[Instructions for the task] Write out the material again exactly, please, and omit the pictures.

[Supplied material]
*****

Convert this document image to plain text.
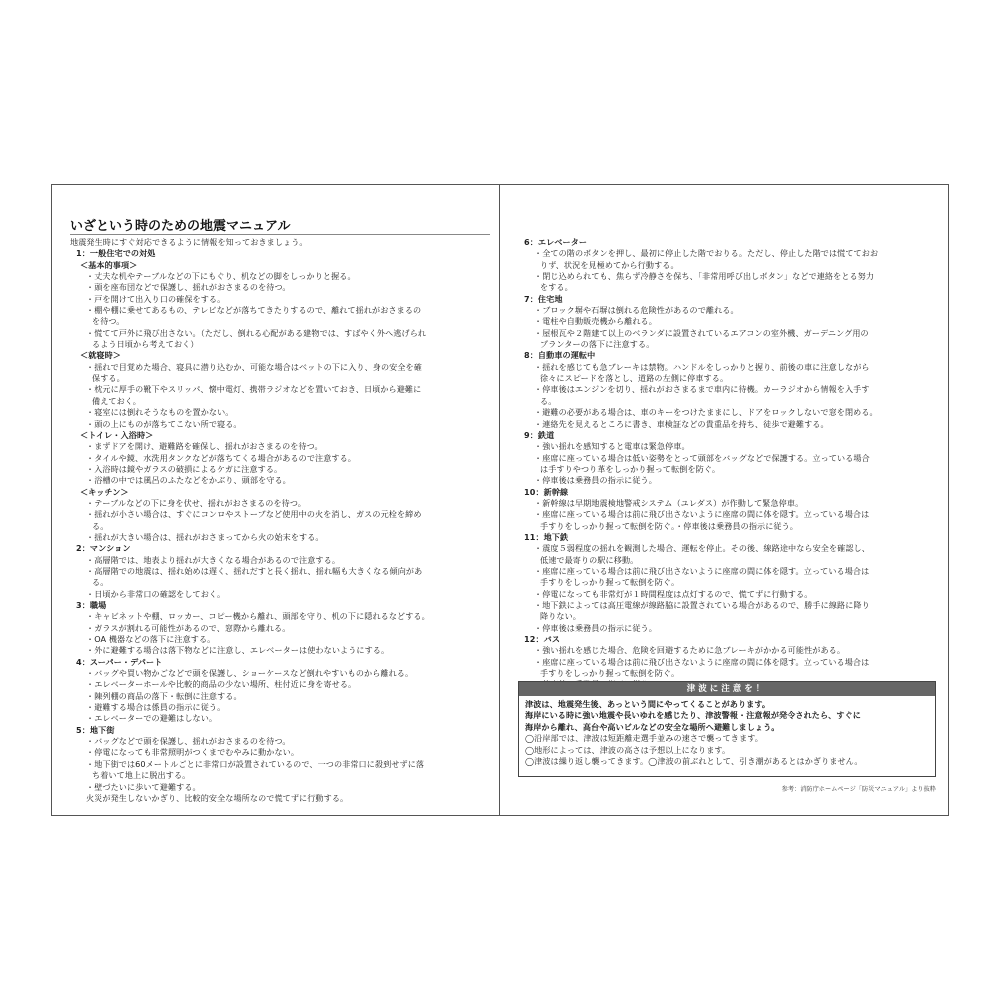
いざという時のための地震マニュアル
地震発生時にすぐ対応できるように情報を知っておきましょう。
1：一般住宅での対処
＜基本的事項＞
・丈夫な机やテーブルなどの下にもぐり、机などの脚をしっかりと握る。
・頭を座布団などで保護し、揺れがおさまるのを待つ。
・戸を開けて出入り口の確保をする。
・棚や棚に乗せてあるもの、テレビなどが落ちてきたりするので、離れて揺れがおさまるの
を待つ。
・慌てて戸外に飛び出さない。（ただし、倒れる心配がある建物では、すばやく外へ逃げられ
るよう日頃から考えておく）
＜就寝時＞
・揺れで目覚めた場合、寝具に潜り込むか、可能な場合はベットの下に入り、身の安全を確
保する。
・枕元に厚手の靴下やスリッパ、懐中電灯、携帯ラジオなどを置いておき、日頃から避難に
備えておく。
・寝室には倒れそうなものを置かない。
・頭の上にものが落ちてこない所で寝る。
＜トイレ・入浴時＞
・まずドアを開け、避難路を確保し、揺れがおさまるのを待つ。
・タイルや鏡、水洗用タンクなどが落ちてくる場合があるので注意する。
・入浴時は鏡やガラスの破損によるケガに注意する。
・浴槽の中では風呂のふたなどをかぶり、頭部を守る。
＜キッチン＞
・テーブルなどの下に身を伏せ、揺れがおさまるのを待つ。
・揺れが小さい場合は、すぐにコンロやストーブなど使用中の火を消し、ガスの元栓を締め
る。
・揺れが大きい場合は、揺れがおさまってから火の始末をする。
2：マンション
・高層階では、地表より揺れが大きくなる場合があるので注意する。
・高層階での地震は、揺れ始めは遅く、揺れだすと長く揺れ、揺れ幅も大きくなる傾向があ
る。
・日頃から非常口の確認をしておく。
3：職場
・キャビネットや棚、ロッカー、コピー機から離れ、頭部を守り、机の下に隠れるなどする。
・ガラスが割れる可能性があるので、窓際から離れる。
・OA 機器などの落下に注意する。
・外に避難する場合は落下物などに注意し、エレベーターは使わないようにする。
4：スーパー・デパート
・バッグや買い物かごなどで頭を保護し、ショーケースなど倒れやすいものから離れる。
・エレベーターホールや比較的商品の少ない場所、柱付近に身を寄せる。
・陳列棚の商品の落下・転倒に注意する。
・避難する場合は係員の指示に従う。
・エレベーターでの避難はしない。
5：地下街
・バッグなどで頭を保護し、揺れがおさまるのを待つ。
・停電になっても非常照明がつくまでむやみに動かない。
・地下街では60メートルごとに非常口が設置されているので、一つの非常口に殺到せずに落
ち着いて地上に脱出する。
・壁づたいに歩いて避難する。
火災が発生しないかぎり、比較的安全な場所なので慌てずに行動する。
6：エレベーター
・全ての階のボタンを押し、最初に停止した階でおりる。ただし、停止した階では慌てておお
りず、状況を見極めてから行動する。
・閉じ込められても、焦らず冷静さを保ち、「非常用呼び出しボタン」などで連絡をとる努力
をする。
7：住宅地
・ブロック塀や石塀は倒れる危険性があるので離れる。
・電柱や自動販売機から離れる。
・屋根瓦や２階建て以上のベランダに設置されているエアコンの室外機、ガーデニング用の
プランターの落下に注意する。
8：自動車の運転中
・揺れを感じても急ブレーキは禁物。ハンドルをしっかりと握り、前後の車に注意しながら
徐々にスピードを落とし、道路の左側に停車する。
・停車後はエンジンを切り、揺れがおさまるまで車内に待機。カーラジオから情報を入手す
る。
・避難の必要がある場合は、車のキーをつけたままにし、ドアをロックしないで窓を閉める。
・連絡先を見えるところに書き、車検証などの貴重品を持ち、徒歩で避難する。
9：鉄道
・強い揺れを感知すると電車は緊急停車。
・座席に座っている場合は低い姿勢をとって頭部をバッグなどで保護する。立っている場合
は手すりやつり革をしっかり握って転倒を防ぐ。
・停車後は乗務員の指示に従う。
10：新幹線
・新幹線は早期地震検地警戒システム（ユレダス）が作動して緊急停車。
・座席に座っている場合は前に飛び出さないように座席の間に体を隠す。立っている場合は
手すりをしっかり握って転倒を防ぐ。・停車後は乗務員の指示に従う。
11：地下鉄
・震度５弱程度の揺れを観測した場合、運転を停止。その後、線路途中なら安全を確認し、
低速で最寄りの駅に移動。
・座席に座っている場合は前に飛び出さないように座席の間に体を隠す。立っている場合は
手すりをしっかり握って転倒を防ぐ。
・停電になっても非常灯が１時間程度は点灯するので、慌てずに行動する。
・地下鉄によっては高圧電線が線路脇に設置されている場合があるので、勝手に線路に降り
降りない。
・停車後は乗務員の指示に従う。
12：バス
・強い揺れを感じた場合、危険を回避するために急ブレーキがかかる可能性がある。
・座席に座っている場合は前に飛び出さないように座席の間に体を隠す。立っている場合は
手すりをしっかり握って転倒を防ぐ。
津波に注意を！
津波は、地震発生後、あっという間にやってくることがあります。
海岸にいる時に強い地震や長いゆれを感じたり、津波警報・注意報が発令されたら、すぐに
海岸から離れ、高台や高いビルなどの安全な場所へ避難しましょう。
◯沿岸部では、津波は短距離走選手並みの速さで襲ってきます。
◯地形によっては、津波の高さは予想以上になります。
◯津波は繰り返し襲ってきます。◯津波の前ぶれとして、引き潮があるとはかぎりません。
参考：消防庁ホームページ「防災マニュアル」より抜粋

*****

[Worked solution]
Convert this document image to plain text.
いざという時のための地震マニュアル
地震発生時にすぐ対応できるように情報を知っておきましょう。
1：一般住宅での対処
＜基本的事項＞
・丈夫な机やテーブルなどの下にもぐり、机などの脚をしっかりと握る。
・頭を座布団などで保護し、揺れがおさまるのを待つ。
・戸を開けて出入り口の確保をする。
・棚や棚に乗せてあるもの、テレビなどが落ちてきたりするので、離れて揺れがおさまるの
を待つ。
・慌てて戸外に飛び出さない。（ただし、倒れる心配がある建物では、すばやく外へ逃げられ
るよう日頃から考えておく）
＜就寝時＞
・揺れで目覚めた場合、寝具に潜り込むか、可能な場合はベットの下に入り、身の安全を確
保する。
・枕元に厚手の靴下やスリッパ、懐中電灯、携帯ラジオなどを置いておき、日頃から避難に
備えておく。
・寝室には倒れそうなものを置かない。
・頭の上にものが落ちてこない所で寝る。
＜トイレ・入浴時＞
・まずドアを開け、避難路を確保し、揺れがおさまるのを待つ。
・タイルや鏡、水洗用タンクなどが落ちてくる場合があるので注意する。
・入浴時は鏡やガラスの破損によるケガに注意する。
・浴槽の中では風呂のふたなどをかぶり、頭部を守る。
＜キッチン＞
・テーブルなどの下に身を伏せ、揺れがおさまるのを待つ。
・揺れが小さい場合は、すぐにコンロやストーブなど使用中の火を消し、ガスの元栓を締め
る。
・揺れが大きい場合は、揺れがおさまってから火の始末をする。
2：マンション
・高層階では、地表より揺れが大きくなる場合があるので注意する。
・高層階での地震は、揺れ始めは遅く、揺れだすと長く揺れ、揺れ幅も大きくなる傾向があ
る。
・日頃から非常口の確認をしておく。
3：職場
・キャビネットや棚、ロッカー、コピー機から離れ、頭部を守り、机の下に隠れるなどする。
・ガラスが割れる可能性があるので、窓際から離れる。
・OA 機器などの落下に注意する。
・外に避難する場合は落下物などに注意し、エレベーターは使わないようにする。
4：スーパー・デパート
・バッグや買い物かごなどで頭を保護し、ショーケースなど倒れやすいものから離れる。
・エレベーターホールや比較的商品の少ない場所、柱付近に身を寄せる。
・陳列棚の商品の落下・転倒に注意する。
・避難する場合は係員の指示に従う。
・エレベーターでの避難はしない。
5：地下街
・バッグなどで頭を保護し、揺れがおさまるのを待つ。
・停電になっても非常照明がつくまでむやみに動かない。
・地下街では60メートルごとに非常口が設置されているので、一つの非常口に殺到せずに落
ち着いて地上に脱出する。
・壁づたいに歩いて避難する。
火災が発生しないかぎり、比較的安全な場所なので慌てずに行動する。
6：エレベーター
・全ての階のボタンを押し、最初に停止した階でおりる。ただし、停止した階では慌てておお
りず、状況を見極めてから行動する。
・閉じ込められても、焦らず冷静さを保ち、「非常用呼び出しボタン」などで連絡をとる努力
をする。
7：住宅地
・ブロック塀や石塀は倒れる危険性があるので離れる。
・電柱や自動販売機から離れる。
・屋根瓦や２階建て以上のベランダに設置されているエアコンの室外機、ガーデニング用の
プランターの落下に注意する。
8：自動車の運転中
・揺れを感じても急ブレーキは禁物。ハンドルをしっかりと握り、前後の車に注意しながら
徐々にスピードを落とし、道路の左側に停車する。
・停車後はエンジンを切り、揺れがおさまるまで車内に待機。カーラジオから情報を入手す
る。
・避難の必要がある場合は、車のキーをつけたままにし、ドアをロックしないで窓を閉める。
・連絡先を見えるところに書き、車検証などの貴重品を持ち、徒歩で避難する。
9：鉄道
・強い揺れを感知すると電車は緊急停車。
・座席に座っている場合は低い姿勢をとって頭部をバッグなどで保護する。立っている場合
は手すりやつり革をしっかり握って転倒を防ぐ。
・停車後は乗務員の指示に従う。
10：新幹線
・新幹線は早期地震検地警戒システム（ユレダス）が作動して緊急停車。
・座席に座っている場合は前に飛び出さないように座席の間に体を隠す。立っている場合は
手すりをしっかり握って転倒を防ぐ。・停車後は乗務員の指示に従う。
11：地下鉄
・震度５弱程度の揺れを観測した場合、運転を停止。その後、線路途中なら安全を確認し、
低速で最寄りの駅に移動。
・座席に座っている場合は前に飛び出さないように座席の間に体を隠す。立っている場合は
手すりをしっかり握って転倒を防ぐ。
・停電になっても非常灯が１時間程度は点灯するので、慌てずに行動する。
・地下鉄によっては高圧電線が線路脇に設置されている場合があるので、勝手に線路に降り
降りない。
・停車後は乗務員の指示に従う。
12：バス
・強い揺れを感じた場合、危険を回避するために急ブレーキがかかる可能性がある。
・座席に座っている場合は前に飛び出さないように座席の間に体を隠す。立っている場合は
手すりをしっかり握って転倒を防ぐ。
津波に注意を！
津波は、地震発生後、あっという間にやってくることがあります。
海岸にいる時に強い地震や長いゆれを感じたり、津波警報・注意報が発令されたら、すぐに
海岸から離れ、高台や高いビルなどの安全な場所へ避難しましょう。
◯沿岸部では、津波は短距離走選手並みの速さで襲ってきます。
◯地形によっては、津波の高さは予想以上になります。
◯津波は繰り返し襲ってきます。◯津波の前ぶれとして、引き潮があるとはかぎりません。
参考：消防庁ホームページ「防災マニュアル」より抜粋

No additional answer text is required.